--- START Records for the task ---

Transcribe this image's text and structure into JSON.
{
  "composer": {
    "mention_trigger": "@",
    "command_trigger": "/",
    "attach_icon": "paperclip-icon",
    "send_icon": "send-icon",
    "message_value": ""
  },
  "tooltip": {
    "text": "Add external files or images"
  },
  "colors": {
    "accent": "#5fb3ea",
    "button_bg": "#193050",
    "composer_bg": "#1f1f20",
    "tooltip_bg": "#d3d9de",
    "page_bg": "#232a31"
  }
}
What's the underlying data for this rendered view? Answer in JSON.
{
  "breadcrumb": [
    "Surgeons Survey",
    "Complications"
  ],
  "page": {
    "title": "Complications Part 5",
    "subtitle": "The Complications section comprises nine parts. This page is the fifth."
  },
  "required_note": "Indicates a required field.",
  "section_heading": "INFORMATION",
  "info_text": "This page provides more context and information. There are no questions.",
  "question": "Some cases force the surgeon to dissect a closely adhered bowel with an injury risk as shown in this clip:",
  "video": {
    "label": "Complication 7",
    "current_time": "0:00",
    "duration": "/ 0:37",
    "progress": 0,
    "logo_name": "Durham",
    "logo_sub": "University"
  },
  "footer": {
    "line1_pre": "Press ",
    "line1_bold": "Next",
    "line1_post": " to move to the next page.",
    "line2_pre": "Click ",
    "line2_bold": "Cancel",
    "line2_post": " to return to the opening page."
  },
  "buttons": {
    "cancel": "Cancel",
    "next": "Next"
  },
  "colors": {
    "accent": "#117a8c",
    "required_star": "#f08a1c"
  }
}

--- END Records for the task ---

■ Task brief ■
Repeat the records exactly, including every line.

■ Exercise result ■
Transcribe this image's text and structure into JSON.
{
  "composer": {
    "mention_trigger": "@",
    "command_trigger": "/",
    "attach_icon": "paperclip-icon",
    "send_icon": "send-icon",
    "message_value": ""
  },
  "tooltip": {
    "text": "Add external files or images"
  },
  "colors": {
    "accent": "#5fb3ea",
    "button_bg": "#193050",
    "composer_bg": "#1f1f20",
    "tooltip_bg": "#d3d9de",
    "page_bg": "#232a31"
  }
}
What's the underlying data for this rendered view? Answer in JSON.
{
  "breadcrumb": [
    "Surgeons Survey",
    "Complications"
  ],
  "page": {
    "title": "Complications Part 5",
    "subtitle": "The Complications section comprises nine parts. This page is the fifth."
  },
  "required_note": "Indicates a required field.",
  "section_heading": "INFORMATION",
  "info_text": "This page provides more context and information. There are no questions.",
  "question": "Some cases force the surgeon to dissect a closely adhered bowel with an injury risk as shown in this clip:",
  "video": {
    "label": "Complication 7",
    "current_time": "0:00",
    "duration": "/ 0:37",
    "progress": 0,
    "logo_name": "Durham",
    "logo_sub": "University"
  },
  "footer": {
    "line1_pre": "Press ",
    "line1_bold": "Next",
    "line1_post": " to move to the next page.",
    "line2_pre": "Click ",
    "line2_bold": "Cancel",
    "line2_post": " to return to the opening page."
  },
  "buttons": {
    "cancel": "Cancel",
    "next": "Next"
  },
  "colors": {
    "accent": "#117a8c",
    "required_star": "#f08a1c"
  }
}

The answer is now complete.